Region boundary data:
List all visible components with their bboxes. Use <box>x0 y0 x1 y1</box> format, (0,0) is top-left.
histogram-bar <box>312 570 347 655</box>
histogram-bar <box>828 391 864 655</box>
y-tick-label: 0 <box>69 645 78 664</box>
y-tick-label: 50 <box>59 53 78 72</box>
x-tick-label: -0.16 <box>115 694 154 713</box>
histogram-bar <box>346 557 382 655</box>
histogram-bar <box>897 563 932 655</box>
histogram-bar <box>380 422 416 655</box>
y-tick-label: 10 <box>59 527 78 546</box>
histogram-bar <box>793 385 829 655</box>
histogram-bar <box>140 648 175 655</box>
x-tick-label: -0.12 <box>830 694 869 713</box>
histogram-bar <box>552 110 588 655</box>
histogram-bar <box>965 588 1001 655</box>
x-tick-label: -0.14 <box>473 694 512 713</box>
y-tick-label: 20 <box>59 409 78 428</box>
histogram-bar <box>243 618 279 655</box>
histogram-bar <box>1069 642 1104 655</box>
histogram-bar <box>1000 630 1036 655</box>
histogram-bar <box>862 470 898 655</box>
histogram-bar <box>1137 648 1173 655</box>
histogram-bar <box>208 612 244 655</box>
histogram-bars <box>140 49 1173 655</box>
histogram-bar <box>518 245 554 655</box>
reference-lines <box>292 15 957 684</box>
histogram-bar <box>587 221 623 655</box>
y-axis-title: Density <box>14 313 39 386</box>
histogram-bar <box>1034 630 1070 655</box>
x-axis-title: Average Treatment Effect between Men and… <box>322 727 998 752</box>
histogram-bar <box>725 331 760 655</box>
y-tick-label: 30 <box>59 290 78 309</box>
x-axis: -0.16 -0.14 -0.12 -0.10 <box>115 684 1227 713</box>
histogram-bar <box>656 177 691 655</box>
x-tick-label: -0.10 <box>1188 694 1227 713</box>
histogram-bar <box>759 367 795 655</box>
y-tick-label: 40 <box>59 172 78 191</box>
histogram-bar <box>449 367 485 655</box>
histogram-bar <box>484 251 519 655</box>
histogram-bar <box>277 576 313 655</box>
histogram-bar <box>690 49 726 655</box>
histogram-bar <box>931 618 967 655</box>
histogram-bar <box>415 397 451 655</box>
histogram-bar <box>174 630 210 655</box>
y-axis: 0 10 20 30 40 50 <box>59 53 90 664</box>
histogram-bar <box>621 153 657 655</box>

• _Exercise goal_: How many lines of the data above contain the string "title"? Reply with the number only.

• _The reply_: 2